● **PROBLEM DESCRIPTION**
Gather every line holding the string "трубопроводов".
=== DATA EXCERPTS ===
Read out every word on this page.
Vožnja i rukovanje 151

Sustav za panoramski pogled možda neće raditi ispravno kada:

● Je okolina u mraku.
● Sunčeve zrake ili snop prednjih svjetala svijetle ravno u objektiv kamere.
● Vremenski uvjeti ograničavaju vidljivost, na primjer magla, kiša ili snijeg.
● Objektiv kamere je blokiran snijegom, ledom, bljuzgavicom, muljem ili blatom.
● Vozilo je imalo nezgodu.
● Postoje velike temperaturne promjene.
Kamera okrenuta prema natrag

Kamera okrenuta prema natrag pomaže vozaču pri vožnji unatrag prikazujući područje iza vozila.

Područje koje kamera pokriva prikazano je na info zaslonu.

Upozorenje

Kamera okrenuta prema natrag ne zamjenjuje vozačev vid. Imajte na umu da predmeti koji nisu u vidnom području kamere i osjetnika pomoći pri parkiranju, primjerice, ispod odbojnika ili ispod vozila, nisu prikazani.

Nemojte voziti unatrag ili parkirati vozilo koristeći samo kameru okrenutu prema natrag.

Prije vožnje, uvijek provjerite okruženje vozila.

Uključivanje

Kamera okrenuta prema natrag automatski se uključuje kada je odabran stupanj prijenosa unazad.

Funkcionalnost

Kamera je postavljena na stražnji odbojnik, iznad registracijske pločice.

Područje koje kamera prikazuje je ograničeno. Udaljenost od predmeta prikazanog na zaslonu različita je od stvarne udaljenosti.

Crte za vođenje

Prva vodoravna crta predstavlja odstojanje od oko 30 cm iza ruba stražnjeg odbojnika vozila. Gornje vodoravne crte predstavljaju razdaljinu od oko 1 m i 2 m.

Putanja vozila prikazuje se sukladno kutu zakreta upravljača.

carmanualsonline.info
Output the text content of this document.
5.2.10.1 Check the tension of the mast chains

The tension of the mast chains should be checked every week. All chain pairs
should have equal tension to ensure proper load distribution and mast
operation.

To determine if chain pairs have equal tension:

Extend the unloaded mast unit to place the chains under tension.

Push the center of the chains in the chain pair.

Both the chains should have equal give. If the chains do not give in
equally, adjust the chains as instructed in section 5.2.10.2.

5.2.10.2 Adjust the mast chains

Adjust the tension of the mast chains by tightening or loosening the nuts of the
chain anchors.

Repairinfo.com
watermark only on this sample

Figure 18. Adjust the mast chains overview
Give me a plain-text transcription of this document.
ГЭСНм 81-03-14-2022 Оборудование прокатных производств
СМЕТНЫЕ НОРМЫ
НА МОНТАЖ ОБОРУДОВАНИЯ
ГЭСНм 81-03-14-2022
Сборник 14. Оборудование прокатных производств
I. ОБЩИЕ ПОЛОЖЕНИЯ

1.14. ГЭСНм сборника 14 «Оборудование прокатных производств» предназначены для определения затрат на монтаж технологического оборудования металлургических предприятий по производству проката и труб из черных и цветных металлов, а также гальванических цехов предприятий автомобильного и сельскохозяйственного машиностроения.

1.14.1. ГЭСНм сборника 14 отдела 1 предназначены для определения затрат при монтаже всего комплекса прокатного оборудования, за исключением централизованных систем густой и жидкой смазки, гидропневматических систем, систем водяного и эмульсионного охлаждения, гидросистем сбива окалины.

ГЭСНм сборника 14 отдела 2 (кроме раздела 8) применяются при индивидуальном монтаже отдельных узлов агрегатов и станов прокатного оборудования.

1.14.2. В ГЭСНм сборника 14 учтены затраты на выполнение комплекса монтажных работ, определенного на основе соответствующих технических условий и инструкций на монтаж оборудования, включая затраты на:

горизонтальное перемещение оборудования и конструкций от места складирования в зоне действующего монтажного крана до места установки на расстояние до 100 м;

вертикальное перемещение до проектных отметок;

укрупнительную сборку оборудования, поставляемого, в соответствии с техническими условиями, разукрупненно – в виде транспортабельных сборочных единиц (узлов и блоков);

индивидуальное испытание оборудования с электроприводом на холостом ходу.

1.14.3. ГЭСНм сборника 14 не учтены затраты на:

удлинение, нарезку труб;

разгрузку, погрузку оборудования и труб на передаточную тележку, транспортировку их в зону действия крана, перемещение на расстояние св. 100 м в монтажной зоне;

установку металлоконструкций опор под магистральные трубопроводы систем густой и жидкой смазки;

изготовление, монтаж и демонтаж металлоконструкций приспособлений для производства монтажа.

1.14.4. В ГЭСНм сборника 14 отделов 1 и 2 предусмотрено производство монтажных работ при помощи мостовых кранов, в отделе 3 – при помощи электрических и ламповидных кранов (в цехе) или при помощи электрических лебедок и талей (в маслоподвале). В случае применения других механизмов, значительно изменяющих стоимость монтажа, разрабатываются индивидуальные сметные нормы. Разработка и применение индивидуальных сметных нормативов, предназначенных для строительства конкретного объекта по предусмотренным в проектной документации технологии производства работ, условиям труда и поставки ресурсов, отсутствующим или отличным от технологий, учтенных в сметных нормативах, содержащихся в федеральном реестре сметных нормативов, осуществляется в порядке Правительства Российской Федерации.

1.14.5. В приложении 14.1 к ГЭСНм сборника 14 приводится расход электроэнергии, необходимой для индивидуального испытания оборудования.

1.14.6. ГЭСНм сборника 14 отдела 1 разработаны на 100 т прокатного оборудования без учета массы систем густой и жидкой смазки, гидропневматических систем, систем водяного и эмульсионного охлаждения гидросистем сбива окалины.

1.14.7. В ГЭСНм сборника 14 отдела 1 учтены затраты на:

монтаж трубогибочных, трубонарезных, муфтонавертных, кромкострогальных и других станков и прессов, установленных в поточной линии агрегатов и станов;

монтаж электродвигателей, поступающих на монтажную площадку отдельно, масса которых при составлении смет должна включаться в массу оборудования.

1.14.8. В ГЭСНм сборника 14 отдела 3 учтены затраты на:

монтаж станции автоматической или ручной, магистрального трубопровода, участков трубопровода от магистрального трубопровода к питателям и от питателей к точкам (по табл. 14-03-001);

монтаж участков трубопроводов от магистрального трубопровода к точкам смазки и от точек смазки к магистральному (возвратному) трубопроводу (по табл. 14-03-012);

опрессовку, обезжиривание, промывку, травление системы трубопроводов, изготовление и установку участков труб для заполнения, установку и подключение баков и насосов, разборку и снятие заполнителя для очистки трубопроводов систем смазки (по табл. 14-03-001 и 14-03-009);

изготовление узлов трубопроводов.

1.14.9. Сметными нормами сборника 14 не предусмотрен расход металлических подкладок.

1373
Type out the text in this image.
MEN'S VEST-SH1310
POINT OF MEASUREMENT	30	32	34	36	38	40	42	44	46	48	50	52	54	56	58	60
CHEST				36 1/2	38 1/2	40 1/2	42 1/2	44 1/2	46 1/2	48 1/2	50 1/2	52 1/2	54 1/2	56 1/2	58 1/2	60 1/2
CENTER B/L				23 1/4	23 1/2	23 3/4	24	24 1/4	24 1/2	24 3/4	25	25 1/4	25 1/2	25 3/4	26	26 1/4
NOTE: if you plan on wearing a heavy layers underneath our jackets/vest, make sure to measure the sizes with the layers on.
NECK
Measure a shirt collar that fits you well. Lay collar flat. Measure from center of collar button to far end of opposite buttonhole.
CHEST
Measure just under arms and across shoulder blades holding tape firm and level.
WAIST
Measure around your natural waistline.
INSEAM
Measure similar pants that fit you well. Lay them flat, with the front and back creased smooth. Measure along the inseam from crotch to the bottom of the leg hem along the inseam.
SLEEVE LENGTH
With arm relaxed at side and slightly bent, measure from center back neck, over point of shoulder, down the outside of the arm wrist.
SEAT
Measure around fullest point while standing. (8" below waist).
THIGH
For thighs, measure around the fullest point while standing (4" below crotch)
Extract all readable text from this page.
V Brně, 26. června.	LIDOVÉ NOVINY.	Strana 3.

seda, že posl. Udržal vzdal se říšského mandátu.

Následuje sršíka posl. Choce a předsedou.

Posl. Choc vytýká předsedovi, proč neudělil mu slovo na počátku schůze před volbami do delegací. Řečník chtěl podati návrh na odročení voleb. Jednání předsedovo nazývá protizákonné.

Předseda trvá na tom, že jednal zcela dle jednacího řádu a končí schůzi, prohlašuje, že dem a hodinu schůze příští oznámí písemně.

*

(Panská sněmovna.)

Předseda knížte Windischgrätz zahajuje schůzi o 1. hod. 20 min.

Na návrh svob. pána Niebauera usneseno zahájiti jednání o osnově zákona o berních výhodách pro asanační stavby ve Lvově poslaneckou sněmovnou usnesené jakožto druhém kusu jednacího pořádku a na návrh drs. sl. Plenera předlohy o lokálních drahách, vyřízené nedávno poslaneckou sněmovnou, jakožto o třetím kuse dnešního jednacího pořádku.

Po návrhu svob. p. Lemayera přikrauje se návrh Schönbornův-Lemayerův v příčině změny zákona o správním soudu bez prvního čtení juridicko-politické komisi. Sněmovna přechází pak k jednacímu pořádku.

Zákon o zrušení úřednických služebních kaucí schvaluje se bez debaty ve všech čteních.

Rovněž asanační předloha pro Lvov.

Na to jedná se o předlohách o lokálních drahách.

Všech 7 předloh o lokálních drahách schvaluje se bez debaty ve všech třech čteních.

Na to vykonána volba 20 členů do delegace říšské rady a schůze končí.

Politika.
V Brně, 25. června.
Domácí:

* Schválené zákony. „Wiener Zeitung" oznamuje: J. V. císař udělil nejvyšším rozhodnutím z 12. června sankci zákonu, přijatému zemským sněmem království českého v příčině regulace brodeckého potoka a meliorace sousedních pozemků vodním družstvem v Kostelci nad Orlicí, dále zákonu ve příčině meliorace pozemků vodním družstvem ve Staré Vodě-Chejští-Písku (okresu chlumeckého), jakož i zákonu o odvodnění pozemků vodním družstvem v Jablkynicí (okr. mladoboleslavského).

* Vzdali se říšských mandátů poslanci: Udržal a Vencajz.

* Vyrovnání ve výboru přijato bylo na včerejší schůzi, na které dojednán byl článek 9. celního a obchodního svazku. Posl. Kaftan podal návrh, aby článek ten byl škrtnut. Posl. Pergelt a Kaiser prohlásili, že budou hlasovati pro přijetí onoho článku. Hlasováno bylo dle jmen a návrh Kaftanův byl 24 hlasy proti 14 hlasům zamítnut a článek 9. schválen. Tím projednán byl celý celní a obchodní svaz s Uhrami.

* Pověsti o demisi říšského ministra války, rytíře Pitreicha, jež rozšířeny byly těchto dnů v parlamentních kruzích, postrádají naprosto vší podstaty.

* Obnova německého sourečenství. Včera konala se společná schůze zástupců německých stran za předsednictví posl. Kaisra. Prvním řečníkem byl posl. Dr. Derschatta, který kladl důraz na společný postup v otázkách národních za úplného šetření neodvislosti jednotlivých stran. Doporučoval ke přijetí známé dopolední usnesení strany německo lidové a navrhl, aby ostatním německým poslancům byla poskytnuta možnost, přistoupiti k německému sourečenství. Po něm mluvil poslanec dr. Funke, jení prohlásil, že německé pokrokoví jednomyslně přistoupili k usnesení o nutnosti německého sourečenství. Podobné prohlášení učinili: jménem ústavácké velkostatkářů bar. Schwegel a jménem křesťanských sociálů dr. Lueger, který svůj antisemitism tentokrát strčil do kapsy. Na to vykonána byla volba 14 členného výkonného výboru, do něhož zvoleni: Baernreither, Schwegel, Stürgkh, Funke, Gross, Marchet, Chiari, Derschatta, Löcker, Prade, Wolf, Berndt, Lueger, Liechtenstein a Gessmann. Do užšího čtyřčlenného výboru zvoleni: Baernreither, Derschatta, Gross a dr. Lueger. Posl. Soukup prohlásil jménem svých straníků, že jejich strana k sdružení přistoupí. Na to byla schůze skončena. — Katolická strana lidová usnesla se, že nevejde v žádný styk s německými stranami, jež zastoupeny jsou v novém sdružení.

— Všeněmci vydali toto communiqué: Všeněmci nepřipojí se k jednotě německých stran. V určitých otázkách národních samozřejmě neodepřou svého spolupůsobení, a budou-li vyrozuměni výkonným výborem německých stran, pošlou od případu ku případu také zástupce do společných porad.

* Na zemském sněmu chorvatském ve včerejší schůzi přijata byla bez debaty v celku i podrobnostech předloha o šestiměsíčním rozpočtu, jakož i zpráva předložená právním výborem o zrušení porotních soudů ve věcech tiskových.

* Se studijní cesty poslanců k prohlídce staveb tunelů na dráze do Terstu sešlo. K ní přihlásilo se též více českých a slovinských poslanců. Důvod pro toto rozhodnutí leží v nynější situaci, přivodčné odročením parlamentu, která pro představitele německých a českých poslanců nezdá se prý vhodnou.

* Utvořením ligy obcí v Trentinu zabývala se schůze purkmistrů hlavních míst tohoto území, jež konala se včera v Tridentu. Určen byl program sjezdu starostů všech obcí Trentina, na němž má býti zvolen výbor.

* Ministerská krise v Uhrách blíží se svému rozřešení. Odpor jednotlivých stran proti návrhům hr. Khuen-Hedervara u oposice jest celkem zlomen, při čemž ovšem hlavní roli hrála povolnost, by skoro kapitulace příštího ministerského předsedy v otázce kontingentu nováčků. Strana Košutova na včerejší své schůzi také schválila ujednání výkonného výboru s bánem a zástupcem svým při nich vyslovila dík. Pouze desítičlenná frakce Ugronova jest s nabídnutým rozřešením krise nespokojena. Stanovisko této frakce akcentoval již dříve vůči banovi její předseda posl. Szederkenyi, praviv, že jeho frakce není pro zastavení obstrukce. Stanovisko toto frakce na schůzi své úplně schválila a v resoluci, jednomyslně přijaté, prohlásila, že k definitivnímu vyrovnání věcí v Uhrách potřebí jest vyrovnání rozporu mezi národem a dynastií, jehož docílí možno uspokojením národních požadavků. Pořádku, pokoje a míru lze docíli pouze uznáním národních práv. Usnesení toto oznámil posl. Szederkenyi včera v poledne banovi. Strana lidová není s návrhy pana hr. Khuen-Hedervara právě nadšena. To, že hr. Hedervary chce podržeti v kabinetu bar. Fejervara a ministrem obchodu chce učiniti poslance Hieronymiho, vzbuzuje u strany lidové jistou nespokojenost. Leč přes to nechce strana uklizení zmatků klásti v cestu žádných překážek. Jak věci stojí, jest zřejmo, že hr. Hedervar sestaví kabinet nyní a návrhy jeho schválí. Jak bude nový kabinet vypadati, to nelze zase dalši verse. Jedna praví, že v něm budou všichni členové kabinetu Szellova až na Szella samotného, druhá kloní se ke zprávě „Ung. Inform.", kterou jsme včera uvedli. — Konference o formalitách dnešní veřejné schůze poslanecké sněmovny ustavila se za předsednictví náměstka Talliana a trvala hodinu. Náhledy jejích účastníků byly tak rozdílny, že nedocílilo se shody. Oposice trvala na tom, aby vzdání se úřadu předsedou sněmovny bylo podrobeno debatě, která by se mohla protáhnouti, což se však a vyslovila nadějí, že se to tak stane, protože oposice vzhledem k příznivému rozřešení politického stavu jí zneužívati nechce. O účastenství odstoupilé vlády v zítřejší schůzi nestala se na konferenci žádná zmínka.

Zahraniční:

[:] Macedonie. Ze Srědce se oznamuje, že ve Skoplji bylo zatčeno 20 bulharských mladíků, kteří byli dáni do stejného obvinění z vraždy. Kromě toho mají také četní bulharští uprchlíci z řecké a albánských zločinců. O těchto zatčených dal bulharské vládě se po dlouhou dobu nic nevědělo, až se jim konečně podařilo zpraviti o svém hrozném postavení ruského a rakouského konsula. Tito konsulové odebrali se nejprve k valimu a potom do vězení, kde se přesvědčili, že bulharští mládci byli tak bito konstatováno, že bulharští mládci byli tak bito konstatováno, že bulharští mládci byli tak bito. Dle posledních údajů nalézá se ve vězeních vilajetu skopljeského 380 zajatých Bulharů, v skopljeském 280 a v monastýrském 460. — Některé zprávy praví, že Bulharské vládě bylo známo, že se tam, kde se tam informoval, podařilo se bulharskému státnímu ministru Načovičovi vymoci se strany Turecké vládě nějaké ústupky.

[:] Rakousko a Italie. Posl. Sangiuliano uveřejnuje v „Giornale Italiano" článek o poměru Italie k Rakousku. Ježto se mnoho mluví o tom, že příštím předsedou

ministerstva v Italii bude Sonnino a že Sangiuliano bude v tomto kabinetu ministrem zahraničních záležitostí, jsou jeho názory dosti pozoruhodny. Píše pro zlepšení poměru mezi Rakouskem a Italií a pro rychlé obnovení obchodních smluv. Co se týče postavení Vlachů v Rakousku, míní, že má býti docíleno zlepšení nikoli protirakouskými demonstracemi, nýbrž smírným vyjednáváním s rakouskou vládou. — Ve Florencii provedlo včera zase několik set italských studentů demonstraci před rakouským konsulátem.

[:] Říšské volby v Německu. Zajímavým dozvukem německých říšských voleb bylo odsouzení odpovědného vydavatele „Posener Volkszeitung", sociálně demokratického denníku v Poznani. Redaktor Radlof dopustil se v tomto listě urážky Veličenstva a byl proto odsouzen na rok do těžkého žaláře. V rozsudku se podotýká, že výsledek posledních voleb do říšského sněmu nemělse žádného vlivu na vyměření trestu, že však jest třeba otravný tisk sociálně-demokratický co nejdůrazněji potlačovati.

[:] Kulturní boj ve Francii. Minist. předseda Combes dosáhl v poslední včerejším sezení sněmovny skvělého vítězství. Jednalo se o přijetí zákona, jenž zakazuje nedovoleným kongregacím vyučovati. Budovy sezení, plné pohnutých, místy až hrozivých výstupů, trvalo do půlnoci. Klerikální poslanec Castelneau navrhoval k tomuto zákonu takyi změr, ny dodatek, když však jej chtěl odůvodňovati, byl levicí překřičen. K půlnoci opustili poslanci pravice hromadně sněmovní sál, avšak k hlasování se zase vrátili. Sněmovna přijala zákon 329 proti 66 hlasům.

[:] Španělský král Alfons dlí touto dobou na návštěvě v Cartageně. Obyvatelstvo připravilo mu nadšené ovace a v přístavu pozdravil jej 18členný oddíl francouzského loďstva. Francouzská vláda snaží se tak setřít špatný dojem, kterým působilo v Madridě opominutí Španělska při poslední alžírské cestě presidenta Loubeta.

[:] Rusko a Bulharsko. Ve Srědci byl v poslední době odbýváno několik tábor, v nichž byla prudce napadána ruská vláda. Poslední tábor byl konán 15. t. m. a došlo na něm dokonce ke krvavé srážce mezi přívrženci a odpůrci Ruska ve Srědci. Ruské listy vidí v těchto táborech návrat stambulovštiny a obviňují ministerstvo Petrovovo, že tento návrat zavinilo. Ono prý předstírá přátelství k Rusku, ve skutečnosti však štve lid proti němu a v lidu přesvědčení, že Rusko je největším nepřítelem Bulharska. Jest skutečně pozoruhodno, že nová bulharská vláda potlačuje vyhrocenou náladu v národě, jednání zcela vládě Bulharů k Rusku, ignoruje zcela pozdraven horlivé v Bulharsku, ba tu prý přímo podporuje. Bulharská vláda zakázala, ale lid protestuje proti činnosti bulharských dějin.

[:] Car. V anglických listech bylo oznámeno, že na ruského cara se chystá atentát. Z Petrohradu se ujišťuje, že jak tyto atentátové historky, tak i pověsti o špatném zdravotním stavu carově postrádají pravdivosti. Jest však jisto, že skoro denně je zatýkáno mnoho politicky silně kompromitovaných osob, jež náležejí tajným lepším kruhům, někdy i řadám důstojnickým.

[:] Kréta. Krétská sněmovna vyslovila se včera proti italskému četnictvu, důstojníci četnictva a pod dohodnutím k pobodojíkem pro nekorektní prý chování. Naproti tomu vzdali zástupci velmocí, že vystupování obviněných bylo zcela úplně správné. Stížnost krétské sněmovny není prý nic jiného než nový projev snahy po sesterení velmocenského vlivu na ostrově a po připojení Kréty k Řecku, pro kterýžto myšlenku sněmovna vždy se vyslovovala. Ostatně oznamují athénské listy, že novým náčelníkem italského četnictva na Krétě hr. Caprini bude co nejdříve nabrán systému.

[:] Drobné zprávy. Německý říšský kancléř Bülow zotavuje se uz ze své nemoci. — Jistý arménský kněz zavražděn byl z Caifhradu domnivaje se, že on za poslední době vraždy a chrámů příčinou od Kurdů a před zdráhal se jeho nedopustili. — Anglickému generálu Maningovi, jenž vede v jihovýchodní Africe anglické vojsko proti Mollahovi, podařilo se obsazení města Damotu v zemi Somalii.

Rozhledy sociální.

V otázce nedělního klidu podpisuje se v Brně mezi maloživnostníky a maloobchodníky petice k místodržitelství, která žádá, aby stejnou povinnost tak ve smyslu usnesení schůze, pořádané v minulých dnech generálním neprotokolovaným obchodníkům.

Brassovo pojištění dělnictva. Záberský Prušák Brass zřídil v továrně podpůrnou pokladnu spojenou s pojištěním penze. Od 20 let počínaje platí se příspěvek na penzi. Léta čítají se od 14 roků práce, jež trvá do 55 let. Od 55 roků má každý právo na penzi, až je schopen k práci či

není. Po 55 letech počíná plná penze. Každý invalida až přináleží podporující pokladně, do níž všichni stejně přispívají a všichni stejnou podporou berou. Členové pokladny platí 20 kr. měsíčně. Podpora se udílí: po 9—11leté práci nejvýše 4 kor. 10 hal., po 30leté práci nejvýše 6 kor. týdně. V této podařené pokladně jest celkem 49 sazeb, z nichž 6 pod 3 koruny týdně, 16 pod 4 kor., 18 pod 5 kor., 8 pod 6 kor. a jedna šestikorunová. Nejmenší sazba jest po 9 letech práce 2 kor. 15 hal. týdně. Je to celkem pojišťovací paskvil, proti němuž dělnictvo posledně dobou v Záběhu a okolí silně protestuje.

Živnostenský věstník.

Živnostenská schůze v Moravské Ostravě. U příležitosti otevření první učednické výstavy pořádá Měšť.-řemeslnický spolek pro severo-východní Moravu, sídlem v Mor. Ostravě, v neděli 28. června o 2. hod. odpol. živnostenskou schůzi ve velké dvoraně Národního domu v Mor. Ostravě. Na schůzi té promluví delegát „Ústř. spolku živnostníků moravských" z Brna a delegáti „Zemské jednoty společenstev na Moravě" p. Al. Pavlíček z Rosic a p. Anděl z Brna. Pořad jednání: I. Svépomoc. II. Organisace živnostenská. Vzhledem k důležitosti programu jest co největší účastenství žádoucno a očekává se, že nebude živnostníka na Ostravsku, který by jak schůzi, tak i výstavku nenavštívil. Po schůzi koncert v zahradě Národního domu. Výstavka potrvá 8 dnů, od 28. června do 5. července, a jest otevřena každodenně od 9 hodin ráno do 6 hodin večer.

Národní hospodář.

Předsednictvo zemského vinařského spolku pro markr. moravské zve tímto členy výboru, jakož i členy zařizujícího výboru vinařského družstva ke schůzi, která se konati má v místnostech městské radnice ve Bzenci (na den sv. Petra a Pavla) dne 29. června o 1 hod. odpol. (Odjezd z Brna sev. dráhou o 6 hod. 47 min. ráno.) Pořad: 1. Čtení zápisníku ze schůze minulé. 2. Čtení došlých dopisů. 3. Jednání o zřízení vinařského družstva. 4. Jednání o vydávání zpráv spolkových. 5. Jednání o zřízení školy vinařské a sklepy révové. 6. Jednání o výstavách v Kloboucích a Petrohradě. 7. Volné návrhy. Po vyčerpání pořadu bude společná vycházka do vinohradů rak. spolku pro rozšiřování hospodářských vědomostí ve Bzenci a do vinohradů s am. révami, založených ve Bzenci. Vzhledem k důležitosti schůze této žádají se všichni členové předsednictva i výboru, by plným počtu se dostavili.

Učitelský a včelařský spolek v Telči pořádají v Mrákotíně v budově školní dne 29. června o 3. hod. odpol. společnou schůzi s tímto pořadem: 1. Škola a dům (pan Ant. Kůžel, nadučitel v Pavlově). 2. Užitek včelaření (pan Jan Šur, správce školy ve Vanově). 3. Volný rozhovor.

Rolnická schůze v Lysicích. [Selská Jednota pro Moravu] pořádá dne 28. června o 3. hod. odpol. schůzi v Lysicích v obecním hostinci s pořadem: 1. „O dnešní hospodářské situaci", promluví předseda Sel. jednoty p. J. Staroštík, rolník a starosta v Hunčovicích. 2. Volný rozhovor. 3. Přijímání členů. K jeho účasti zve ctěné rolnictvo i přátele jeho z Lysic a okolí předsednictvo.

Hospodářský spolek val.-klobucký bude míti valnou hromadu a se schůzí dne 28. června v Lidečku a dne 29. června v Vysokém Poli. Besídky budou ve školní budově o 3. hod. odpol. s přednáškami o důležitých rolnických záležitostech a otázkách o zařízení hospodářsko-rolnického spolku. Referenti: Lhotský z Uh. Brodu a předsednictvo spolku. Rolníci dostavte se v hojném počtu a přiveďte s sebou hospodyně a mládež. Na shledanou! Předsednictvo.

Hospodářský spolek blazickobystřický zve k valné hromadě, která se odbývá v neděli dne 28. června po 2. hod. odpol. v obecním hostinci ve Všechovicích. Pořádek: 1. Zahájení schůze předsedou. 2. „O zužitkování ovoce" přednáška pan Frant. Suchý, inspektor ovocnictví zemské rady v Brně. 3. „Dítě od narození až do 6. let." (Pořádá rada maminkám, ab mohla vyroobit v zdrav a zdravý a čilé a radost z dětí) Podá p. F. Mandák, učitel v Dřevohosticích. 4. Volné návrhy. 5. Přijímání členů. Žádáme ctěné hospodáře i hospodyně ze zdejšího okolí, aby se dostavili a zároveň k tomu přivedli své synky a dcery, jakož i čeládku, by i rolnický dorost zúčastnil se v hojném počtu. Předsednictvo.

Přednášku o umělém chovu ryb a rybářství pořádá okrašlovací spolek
===
● **REPLY TO THE TASK**
монтаж участков трубопроводов от магистрального трубопровода к точкам смазки и от точек смазки к магистральному (возвратному) трубопроводу (по табл. 14-03-012);
опрессовку, обезжиривание, промывку, травление системы трубопроводов, изготовление и установку участков труб для заполнения, установку и подключение баков и насосов, разборку и снятие заполнителя для очистки трубопроводов систем смазки (по табл. 14-03-001 и 14-03-009);
изготовление узлов трубопроводов.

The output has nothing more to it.